== EXCERPTED RECORDS ==

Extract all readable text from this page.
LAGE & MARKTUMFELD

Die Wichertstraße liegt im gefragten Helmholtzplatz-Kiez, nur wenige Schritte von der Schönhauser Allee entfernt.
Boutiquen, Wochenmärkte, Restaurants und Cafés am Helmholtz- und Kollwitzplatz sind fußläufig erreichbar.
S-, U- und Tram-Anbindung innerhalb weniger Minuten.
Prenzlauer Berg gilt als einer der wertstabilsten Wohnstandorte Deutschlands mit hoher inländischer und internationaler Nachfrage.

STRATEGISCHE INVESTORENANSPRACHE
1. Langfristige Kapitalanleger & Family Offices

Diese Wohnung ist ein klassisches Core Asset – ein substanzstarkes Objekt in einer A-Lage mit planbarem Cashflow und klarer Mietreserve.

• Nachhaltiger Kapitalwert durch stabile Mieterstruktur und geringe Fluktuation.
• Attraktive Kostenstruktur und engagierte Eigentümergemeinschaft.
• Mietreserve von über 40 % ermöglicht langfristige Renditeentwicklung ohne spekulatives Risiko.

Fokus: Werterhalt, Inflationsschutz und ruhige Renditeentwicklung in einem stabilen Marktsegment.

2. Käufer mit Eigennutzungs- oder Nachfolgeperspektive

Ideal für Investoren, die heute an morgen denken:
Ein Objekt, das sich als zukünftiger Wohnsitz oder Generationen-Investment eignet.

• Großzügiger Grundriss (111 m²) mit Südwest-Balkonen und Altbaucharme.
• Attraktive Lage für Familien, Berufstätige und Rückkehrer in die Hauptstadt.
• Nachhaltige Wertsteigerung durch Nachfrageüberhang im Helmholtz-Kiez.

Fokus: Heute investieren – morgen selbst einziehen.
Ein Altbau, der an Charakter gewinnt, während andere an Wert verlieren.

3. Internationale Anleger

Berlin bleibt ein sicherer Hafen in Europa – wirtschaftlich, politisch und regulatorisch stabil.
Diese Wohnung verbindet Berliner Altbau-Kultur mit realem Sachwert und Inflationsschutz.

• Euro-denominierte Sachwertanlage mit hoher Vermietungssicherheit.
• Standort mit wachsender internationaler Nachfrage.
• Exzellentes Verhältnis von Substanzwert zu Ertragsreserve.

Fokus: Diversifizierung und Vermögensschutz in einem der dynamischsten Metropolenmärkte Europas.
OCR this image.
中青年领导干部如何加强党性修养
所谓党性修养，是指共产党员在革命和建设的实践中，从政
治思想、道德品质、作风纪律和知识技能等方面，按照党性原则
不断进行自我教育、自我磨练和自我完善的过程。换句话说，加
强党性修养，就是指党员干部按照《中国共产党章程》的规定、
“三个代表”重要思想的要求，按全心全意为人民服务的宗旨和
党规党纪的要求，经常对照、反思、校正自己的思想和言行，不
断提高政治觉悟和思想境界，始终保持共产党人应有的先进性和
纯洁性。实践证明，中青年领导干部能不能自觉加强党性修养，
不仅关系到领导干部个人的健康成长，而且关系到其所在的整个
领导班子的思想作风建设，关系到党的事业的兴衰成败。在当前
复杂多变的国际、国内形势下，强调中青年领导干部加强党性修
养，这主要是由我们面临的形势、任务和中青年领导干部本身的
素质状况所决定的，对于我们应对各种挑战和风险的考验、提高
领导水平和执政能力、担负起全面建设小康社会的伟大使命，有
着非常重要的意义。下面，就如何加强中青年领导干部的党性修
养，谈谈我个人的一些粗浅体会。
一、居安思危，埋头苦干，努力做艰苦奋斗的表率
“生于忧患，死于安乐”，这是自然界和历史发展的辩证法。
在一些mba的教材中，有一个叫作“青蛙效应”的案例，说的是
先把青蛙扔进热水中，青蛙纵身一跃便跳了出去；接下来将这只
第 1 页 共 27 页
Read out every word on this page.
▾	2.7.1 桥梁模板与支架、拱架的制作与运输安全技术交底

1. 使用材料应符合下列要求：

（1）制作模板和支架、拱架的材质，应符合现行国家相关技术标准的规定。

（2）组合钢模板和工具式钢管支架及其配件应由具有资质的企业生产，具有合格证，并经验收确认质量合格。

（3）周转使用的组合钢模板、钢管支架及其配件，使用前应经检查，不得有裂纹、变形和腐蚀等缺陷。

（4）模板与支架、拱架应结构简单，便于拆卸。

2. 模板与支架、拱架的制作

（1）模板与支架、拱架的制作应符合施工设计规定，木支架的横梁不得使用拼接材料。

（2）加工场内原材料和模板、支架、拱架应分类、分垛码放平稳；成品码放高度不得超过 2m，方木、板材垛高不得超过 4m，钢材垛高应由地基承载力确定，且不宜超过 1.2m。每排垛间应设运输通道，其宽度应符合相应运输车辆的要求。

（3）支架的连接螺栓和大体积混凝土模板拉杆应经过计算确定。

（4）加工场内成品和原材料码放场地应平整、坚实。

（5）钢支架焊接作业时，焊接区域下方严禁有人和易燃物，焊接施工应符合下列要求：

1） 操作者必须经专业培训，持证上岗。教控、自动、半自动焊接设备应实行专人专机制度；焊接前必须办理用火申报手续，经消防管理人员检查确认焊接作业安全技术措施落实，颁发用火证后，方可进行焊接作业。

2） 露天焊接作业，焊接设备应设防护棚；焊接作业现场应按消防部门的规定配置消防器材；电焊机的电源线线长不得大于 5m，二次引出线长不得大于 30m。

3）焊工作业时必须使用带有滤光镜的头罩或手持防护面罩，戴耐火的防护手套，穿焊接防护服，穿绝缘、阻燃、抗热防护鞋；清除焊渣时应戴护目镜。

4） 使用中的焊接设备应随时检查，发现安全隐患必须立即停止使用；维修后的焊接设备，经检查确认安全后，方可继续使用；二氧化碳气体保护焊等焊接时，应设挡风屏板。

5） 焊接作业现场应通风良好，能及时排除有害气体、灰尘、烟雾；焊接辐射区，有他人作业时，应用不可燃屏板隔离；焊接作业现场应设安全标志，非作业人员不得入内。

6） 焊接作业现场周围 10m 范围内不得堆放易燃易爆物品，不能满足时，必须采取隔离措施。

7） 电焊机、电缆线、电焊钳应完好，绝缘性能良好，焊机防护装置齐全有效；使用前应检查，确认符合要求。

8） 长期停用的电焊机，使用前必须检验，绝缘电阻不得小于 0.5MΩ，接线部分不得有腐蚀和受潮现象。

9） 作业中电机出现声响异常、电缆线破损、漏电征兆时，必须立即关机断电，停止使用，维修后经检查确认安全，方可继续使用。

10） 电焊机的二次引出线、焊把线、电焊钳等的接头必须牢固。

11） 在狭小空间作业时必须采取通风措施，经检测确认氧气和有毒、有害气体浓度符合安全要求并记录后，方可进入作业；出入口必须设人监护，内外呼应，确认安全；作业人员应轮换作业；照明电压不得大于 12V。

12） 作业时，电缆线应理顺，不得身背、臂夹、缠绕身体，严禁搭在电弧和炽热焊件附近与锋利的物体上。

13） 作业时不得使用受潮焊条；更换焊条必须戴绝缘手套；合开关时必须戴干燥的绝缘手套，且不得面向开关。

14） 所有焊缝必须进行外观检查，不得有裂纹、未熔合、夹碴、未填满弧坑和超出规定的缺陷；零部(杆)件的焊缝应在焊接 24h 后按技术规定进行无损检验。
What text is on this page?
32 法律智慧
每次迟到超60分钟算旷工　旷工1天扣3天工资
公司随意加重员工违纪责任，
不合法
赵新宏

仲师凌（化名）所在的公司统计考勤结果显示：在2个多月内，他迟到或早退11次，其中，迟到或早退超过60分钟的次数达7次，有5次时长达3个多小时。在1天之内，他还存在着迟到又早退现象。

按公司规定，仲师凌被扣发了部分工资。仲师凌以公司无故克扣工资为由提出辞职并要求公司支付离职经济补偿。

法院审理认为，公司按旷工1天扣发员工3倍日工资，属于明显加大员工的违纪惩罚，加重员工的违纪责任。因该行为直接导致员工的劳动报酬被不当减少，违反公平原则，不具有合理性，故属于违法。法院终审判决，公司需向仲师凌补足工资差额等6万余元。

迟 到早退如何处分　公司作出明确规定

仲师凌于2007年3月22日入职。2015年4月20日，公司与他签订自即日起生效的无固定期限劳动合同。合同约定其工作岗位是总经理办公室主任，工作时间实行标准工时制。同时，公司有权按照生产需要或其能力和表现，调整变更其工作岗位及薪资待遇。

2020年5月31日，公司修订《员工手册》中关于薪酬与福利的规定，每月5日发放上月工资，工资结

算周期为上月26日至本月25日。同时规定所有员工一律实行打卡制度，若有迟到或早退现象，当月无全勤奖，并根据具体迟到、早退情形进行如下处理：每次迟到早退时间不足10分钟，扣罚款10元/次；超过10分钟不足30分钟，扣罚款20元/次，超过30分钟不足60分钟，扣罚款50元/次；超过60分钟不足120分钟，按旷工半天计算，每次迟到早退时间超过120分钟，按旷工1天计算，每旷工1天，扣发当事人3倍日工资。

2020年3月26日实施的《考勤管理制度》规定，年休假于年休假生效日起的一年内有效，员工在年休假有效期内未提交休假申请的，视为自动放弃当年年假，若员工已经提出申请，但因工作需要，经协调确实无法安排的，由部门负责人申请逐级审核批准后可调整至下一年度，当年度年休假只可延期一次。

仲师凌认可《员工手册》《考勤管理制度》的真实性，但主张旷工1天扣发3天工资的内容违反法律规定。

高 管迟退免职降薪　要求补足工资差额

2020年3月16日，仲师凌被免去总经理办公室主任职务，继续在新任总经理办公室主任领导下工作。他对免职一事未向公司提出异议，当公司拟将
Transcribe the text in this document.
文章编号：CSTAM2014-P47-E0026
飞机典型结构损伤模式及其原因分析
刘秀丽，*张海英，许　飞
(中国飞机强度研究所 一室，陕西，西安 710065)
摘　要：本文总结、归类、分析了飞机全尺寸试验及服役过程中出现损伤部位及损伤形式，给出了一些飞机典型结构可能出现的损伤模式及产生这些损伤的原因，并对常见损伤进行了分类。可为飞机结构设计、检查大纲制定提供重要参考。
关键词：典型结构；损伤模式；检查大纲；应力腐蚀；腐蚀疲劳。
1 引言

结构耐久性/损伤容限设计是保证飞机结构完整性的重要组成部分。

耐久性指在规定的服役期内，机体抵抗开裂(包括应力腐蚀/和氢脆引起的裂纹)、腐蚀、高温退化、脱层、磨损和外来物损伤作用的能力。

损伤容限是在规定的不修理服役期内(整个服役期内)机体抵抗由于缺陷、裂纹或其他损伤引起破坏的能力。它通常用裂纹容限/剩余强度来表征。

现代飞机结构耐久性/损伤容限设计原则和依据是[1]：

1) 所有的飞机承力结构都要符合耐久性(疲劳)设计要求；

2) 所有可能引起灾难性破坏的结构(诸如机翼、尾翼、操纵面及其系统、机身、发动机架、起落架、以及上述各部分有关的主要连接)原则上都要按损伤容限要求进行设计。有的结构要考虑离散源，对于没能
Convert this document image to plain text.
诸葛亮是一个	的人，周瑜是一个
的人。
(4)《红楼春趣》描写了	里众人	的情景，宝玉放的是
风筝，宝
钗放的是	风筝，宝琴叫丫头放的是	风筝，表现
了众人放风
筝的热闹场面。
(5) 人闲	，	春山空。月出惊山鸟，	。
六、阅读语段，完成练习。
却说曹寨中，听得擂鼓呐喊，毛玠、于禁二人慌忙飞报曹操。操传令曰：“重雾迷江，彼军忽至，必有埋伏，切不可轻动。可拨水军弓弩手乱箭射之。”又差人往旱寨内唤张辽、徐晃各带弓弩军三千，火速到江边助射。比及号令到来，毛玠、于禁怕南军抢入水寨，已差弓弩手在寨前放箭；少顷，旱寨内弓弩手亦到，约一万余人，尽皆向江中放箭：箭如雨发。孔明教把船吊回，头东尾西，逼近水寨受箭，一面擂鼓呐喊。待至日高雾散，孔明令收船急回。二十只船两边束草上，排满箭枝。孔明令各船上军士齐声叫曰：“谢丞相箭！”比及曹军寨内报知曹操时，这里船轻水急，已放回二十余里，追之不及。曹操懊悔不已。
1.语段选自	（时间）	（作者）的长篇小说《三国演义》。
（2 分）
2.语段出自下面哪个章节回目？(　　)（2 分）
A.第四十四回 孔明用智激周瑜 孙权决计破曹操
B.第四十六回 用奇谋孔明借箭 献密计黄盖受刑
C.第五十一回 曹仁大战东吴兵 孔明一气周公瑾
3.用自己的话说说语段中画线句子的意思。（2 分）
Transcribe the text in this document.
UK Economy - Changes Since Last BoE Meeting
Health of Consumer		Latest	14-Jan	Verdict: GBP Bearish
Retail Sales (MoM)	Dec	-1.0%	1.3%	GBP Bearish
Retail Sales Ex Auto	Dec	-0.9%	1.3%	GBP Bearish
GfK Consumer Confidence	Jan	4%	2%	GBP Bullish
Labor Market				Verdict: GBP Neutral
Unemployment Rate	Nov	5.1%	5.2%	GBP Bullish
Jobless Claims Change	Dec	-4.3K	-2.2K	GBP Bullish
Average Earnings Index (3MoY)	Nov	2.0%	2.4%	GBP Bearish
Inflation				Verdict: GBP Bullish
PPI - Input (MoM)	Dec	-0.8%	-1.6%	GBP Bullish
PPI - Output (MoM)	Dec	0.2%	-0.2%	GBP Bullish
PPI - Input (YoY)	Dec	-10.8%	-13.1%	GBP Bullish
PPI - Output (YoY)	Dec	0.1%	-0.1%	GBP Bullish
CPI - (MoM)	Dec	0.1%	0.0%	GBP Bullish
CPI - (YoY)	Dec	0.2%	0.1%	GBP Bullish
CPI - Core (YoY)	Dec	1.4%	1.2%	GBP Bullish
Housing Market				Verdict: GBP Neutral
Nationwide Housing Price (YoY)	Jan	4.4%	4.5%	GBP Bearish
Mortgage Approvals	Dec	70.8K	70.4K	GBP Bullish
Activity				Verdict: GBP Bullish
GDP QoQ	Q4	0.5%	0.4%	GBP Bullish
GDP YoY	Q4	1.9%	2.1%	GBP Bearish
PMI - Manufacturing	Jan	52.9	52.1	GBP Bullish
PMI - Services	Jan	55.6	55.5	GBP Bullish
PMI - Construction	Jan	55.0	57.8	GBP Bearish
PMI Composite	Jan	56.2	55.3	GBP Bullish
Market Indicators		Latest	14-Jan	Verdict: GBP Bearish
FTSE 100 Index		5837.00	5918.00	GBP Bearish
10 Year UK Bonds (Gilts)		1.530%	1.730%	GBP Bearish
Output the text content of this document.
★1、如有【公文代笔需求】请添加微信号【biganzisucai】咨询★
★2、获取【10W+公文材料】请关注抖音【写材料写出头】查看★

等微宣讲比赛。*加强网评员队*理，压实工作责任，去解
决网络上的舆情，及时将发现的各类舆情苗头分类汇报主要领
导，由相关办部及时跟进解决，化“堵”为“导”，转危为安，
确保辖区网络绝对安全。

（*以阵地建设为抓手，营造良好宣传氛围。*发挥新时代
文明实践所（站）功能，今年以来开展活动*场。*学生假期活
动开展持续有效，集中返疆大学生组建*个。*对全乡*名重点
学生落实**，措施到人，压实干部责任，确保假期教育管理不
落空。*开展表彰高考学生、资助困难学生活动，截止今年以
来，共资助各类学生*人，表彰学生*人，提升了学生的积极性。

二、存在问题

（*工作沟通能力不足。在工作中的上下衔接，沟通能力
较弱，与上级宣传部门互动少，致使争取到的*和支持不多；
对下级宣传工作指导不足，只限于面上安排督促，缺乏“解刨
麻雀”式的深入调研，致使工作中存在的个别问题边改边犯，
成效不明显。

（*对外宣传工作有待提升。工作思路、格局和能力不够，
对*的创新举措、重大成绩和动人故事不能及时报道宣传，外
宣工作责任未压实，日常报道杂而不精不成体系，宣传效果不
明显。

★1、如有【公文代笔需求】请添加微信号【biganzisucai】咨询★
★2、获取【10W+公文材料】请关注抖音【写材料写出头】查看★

===

__PROBLEM STATEMENT__: Among the lines of the data, identify those with the word "text". Copy each of them.

__RESULT OF THE EXERCISE__:
Extract all readable text from this page.
What text is on this page?
Transcribe the text in this document.
Convert this document image to plain text.
Transcribe the text in this document.
Output the text content of this document.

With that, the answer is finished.